WHAT YOU NEED TO DO :: Output all lines exactly, with nothing added or dropped.

[Stored dataset items]
++++
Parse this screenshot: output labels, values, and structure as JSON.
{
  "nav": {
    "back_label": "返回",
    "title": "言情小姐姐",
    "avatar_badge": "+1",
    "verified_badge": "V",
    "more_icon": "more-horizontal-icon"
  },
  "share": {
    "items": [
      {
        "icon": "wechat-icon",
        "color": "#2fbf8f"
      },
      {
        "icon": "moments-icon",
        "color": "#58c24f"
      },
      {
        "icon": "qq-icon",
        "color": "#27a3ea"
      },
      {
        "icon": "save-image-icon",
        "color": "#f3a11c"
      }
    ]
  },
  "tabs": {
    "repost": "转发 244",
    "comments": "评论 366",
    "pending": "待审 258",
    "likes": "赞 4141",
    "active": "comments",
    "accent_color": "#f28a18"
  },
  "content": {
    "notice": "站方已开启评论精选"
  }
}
++++
RIGHT ANSWER ::
Parse this screenshot: output labels, values, and structure as JSON.
{
  "nav": {
    "back_label": "返回",
    "title": "言情小姐姐",
    "avatar_badge": "+1",
    "verified_badge": "V",
    "more_icon": "more-horizontal-icon"
  },
  "share": {
    "items": [
      {
        "icon": "wechat-icon",
        "color": "#2fbf8f"
      },
      {
        "icon": "moments-icon",
        "color": "#58c24f"
      },
      {
        "icon": "qq-icon",
        "color": "#27a3ea"
      },
      {
        "icon": "save-image-icon",
        "color": "#f3a11c"
      }
    ]
  },
  "tabs": {
    "repost": "转发 244",
    "comments": "评论 366",
    "pending": "待审 258",
    "likes": "赞 4141",
    "active": "comments",
    "accent_color": "#f28a18"
  },
  "content": {
    "notice": "站方已开启评论精选"
  }
}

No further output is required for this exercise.